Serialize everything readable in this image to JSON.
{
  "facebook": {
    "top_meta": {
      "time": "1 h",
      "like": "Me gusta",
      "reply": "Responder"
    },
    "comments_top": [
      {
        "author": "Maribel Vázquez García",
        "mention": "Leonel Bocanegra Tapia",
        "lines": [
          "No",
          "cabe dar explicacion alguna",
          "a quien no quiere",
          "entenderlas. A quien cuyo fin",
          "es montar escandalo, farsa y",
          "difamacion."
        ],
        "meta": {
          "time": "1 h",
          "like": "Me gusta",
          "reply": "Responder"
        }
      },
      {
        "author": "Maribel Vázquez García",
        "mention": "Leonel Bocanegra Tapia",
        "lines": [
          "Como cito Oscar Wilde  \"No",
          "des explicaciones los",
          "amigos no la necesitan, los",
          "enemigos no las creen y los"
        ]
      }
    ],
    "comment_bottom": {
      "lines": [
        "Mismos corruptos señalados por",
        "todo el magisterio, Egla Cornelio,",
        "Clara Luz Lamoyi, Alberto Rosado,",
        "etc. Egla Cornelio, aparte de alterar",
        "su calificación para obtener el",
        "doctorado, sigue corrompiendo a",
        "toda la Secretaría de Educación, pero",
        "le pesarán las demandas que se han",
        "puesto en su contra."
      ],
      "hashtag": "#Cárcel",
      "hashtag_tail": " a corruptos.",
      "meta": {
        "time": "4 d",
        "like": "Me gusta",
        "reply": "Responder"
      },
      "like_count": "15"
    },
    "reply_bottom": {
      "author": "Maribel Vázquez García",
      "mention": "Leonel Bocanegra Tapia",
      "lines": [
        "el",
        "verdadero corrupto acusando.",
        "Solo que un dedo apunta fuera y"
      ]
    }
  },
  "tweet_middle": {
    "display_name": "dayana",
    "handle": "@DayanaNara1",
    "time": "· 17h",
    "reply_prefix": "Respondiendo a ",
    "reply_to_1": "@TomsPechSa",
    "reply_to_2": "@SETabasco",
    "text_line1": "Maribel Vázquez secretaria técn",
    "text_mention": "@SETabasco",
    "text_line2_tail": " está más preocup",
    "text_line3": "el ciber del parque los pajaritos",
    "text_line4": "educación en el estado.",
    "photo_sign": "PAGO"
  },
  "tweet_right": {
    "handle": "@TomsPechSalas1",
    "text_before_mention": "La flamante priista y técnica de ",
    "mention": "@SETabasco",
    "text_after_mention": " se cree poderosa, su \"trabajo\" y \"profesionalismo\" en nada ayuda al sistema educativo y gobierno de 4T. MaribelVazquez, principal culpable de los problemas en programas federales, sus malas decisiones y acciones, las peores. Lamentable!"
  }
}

The task: Gather every line from the entries above where the word "Responder" appears, and copy them.

Exercise result:
      "reply": "Responder"
          "reply": "Responder"
        "reply": "Responder"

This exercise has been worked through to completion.